» Rows
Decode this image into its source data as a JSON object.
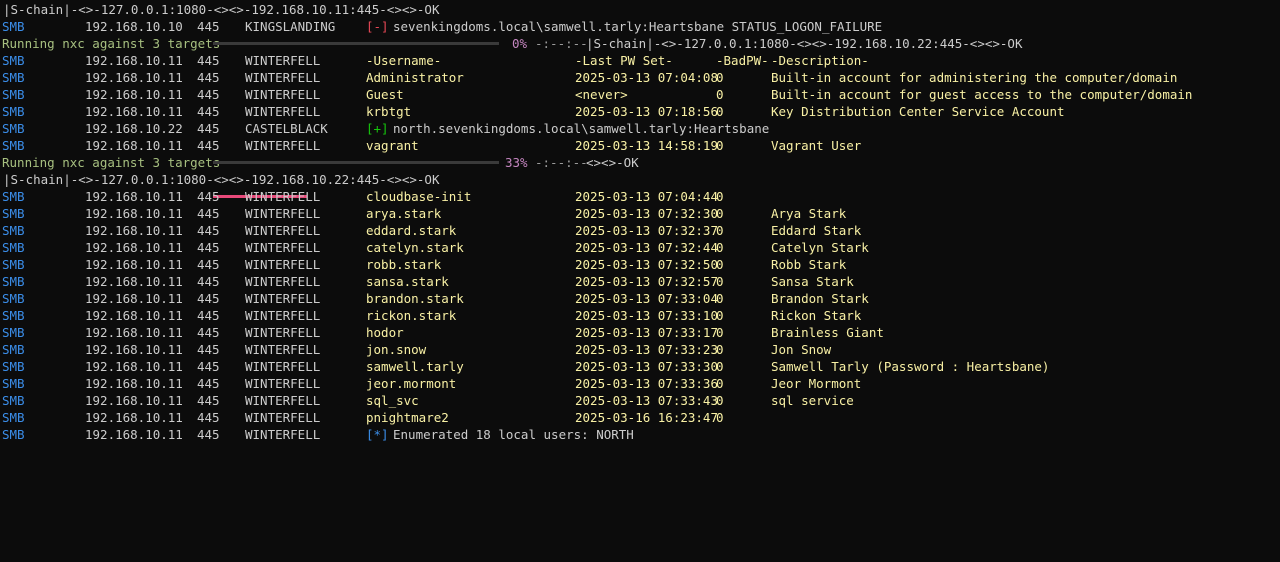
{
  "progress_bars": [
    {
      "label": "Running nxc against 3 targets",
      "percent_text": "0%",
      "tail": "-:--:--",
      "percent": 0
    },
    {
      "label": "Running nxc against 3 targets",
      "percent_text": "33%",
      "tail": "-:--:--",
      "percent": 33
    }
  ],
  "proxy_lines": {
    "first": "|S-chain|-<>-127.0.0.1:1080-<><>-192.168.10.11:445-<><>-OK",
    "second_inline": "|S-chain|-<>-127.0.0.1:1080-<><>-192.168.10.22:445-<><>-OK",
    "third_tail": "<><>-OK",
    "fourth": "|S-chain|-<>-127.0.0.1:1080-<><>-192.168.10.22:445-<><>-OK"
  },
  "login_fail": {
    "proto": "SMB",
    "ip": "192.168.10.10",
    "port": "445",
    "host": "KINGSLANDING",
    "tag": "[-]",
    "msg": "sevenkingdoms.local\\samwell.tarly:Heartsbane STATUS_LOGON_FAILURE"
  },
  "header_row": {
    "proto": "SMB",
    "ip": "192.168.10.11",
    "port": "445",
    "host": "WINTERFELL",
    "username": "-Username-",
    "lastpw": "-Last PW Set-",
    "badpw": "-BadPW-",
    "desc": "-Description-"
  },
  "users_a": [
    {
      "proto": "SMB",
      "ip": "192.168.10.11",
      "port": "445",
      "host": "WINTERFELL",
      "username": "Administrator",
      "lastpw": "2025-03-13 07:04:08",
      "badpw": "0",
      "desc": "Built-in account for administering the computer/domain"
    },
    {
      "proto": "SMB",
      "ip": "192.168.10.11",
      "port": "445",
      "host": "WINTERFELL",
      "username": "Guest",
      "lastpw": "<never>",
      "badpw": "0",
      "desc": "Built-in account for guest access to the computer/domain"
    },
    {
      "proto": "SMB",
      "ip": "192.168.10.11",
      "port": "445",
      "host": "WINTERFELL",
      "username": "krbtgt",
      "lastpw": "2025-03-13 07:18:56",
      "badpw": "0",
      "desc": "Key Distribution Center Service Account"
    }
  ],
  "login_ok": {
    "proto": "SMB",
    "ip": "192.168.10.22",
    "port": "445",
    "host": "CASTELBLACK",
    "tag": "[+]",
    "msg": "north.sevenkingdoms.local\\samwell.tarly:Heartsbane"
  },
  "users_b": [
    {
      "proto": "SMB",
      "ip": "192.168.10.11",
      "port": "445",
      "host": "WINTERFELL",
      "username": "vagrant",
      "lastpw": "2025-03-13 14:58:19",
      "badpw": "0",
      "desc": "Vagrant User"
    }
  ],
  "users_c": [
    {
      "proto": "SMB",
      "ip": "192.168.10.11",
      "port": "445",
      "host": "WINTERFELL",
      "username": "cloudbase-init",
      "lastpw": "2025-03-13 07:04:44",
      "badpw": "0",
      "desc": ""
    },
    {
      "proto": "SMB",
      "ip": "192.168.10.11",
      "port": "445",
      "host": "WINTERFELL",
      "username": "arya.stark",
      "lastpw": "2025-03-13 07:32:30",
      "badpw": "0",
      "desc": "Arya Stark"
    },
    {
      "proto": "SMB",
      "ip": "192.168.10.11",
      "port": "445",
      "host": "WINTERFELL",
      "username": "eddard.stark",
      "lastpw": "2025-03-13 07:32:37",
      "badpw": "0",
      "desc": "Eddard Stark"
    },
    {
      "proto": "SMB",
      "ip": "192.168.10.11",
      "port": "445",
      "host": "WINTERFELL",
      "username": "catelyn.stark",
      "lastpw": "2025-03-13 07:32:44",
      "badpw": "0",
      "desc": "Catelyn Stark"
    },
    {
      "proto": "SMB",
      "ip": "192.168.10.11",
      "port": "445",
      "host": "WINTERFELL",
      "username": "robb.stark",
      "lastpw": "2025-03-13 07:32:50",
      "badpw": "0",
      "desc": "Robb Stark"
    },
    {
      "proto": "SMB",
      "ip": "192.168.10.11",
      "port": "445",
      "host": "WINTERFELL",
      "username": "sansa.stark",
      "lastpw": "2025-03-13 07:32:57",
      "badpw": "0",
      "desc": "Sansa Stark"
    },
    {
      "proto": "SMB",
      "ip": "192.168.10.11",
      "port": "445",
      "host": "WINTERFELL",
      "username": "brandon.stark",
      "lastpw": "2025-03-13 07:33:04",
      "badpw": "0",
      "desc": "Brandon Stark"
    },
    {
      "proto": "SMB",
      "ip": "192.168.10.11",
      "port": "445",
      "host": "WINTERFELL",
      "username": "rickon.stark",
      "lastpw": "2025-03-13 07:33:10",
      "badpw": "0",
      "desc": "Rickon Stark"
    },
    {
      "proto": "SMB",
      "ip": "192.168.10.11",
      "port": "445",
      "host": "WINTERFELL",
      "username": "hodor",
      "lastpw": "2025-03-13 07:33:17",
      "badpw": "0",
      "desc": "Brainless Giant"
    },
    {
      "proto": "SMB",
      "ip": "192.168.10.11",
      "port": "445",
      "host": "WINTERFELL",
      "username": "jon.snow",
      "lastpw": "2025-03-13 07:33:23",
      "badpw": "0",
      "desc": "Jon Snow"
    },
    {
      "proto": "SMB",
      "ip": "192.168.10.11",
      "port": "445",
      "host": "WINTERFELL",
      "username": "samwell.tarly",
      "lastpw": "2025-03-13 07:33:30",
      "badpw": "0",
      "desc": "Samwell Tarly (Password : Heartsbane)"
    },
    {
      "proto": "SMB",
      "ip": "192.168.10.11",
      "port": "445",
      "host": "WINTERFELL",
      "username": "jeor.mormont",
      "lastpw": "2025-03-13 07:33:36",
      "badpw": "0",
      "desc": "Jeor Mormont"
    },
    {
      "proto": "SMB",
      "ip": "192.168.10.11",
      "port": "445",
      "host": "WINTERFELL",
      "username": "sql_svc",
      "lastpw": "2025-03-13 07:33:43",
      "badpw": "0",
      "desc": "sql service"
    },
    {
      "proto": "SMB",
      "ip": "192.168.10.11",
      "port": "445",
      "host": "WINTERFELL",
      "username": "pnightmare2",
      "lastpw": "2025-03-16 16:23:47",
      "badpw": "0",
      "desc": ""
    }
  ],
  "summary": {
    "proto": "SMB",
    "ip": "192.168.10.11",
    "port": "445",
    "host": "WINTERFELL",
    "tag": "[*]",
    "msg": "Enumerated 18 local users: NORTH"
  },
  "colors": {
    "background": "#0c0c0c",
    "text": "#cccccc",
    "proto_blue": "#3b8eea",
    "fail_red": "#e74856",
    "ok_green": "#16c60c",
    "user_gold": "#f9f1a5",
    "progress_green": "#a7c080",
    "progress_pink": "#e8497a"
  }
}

==

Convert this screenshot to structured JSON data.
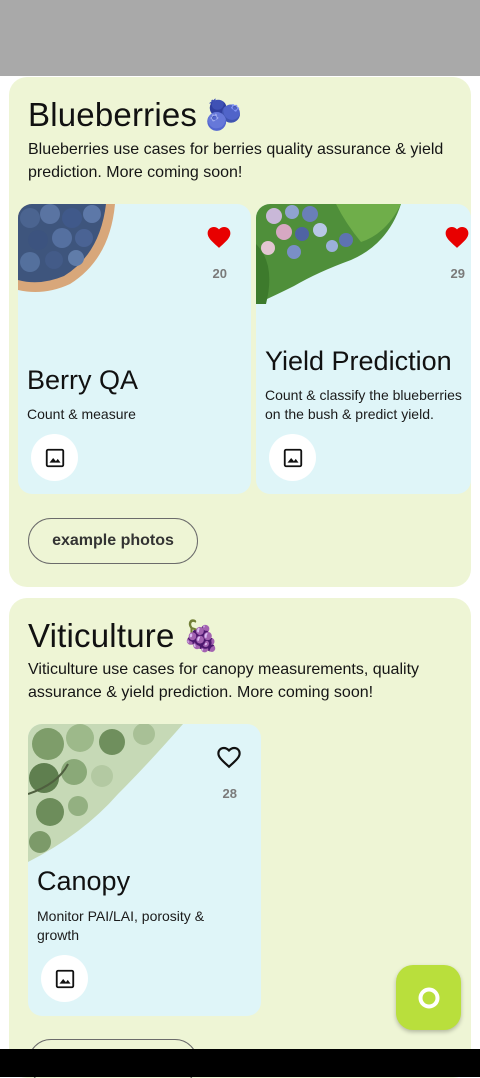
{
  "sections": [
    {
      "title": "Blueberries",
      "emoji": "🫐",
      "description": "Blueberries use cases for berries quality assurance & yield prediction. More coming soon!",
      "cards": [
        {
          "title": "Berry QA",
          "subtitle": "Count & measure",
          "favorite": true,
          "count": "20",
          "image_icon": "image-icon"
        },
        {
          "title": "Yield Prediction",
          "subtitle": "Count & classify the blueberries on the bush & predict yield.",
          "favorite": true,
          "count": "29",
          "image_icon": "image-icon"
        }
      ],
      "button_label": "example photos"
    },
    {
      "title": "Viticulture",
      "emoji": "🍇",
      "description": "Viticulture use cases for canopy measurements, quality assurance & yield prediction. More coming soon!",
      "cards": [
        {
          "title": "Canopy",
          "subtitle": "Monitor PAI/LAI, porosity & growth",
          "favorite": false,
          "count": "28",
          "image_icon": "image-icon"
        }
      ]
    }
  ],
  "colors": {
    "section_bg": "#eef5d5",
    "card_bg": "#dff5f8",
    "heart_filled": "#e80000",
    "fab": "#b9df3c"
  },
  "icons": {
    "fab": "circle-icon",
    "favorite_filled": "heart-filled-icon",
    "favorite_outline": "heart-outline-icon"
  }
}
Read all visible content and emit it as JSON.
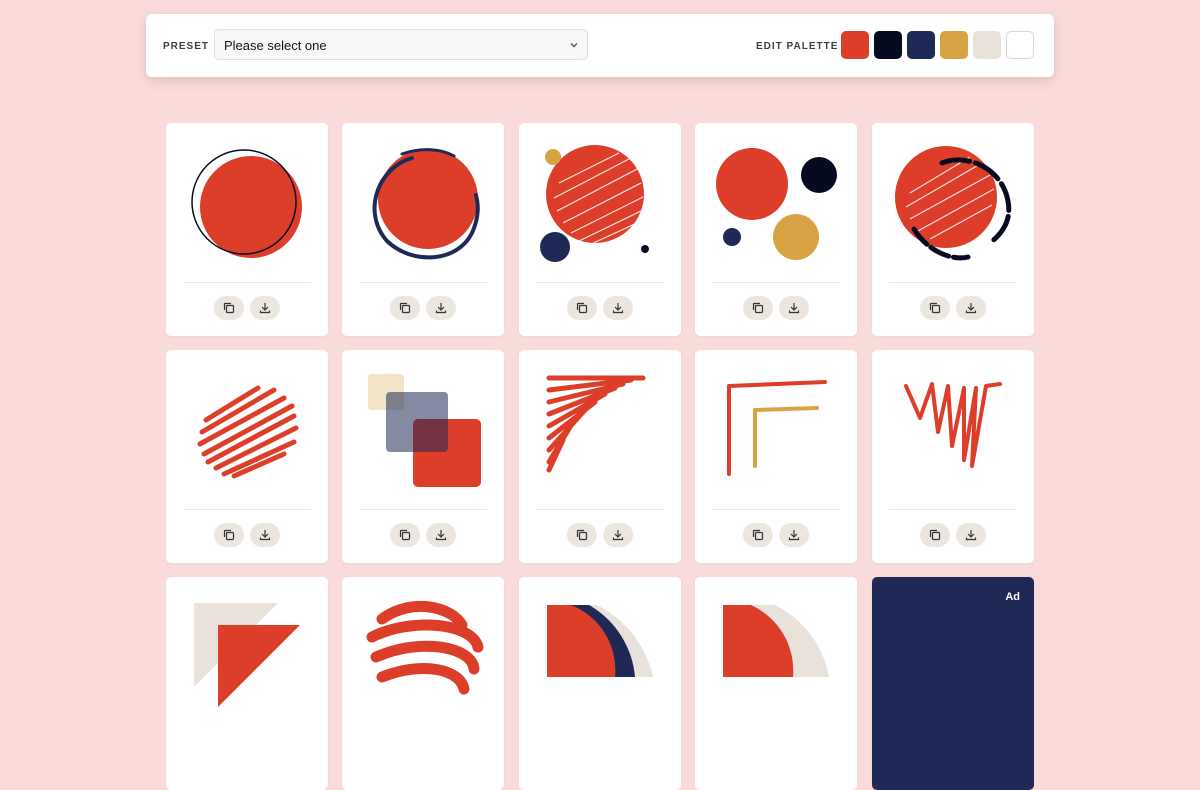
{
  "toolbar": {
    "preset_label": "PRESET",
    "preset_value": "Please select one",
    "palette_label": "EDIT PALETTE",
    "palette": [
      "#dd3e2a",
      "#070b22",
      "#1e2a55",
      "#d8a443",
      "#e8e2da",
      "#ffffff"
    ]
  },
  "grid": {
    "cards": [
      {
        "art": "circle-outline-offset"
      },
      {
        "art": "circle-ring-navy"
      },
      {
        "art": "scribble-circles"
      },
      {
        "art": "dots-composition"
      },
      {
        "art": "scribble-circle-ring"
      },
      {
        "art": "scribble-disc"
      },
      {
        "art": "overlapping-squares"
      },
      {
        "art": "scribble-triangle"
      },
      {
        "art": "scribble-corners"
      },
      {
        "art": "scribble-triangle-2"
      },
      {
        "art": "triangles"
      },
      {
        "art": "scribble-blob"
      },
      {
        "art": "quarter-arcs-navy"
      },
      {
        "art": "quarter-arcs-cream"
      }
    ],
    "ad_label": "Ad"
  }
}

» Stated exercise
Copy out each line in the preceding records that contains "subtitle".

» Full answer
          "subtitle": "Count & measure",
          "subtitle": "Count & classify the blueberries on the bush & predict yield.",
          "subtitle": "Monitor PAI/LAI, porosity & growth",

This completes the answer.